What the exercise asks — All of the data that follows should be retyped exactly, please, except the pictures.

Source records —
------------------------------------------------------------

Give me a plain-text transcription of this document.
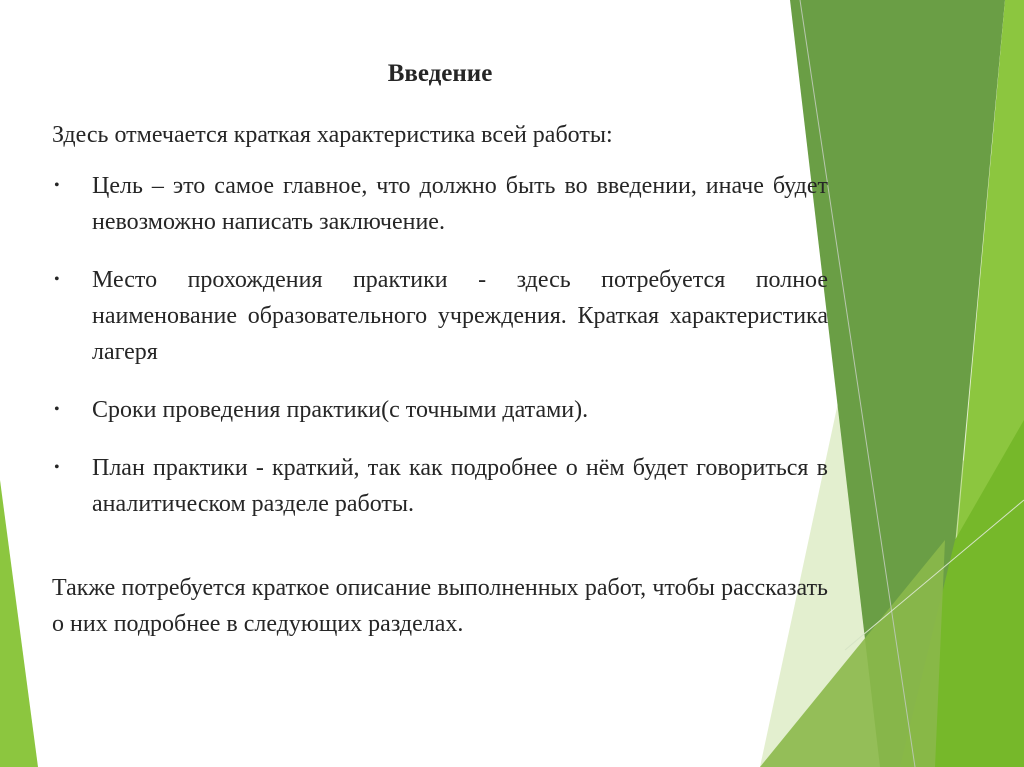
Введение
Здесь отмечается краткая характеристика всей работы:
• Цель – это самое главное, что должно быть во введении, иначе будет невозможно написать заключение.
• Место прохождения практики - здесь потребуется полное наименование образовательного учреждения. Краткая характеристика лагеря
• Сроки проведения практики(с точными датами).
• План практики - краткий, так как подробнее о нём будет говориться в аналитическом разделе работы.
Также потребуется краткое описание выполненных работ, чтобы рассказать о них подробнее в следующих разделах.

------------------------------------------------------------

Result of this task —
Give me a plain-text transcription of this document.
Введение
Здесь отмечается краткая характеристика всей работы:
• Цель – это самое главное, что должно быть во введении, иначе будет невозможно написать заключение.
• Место прохождения практики - здесь потребуется полное наименование образовательного учреждения. Краткая характеристика лагеря
• Сроки проведения практики(с точными датами).
• План практики - краткий, так как подробнее о нём будет говориться в аналитическом разделе работы.
Также потребуется краткое описание выполненных работ, чтобы рассказать о них подробнее в следующих разделах.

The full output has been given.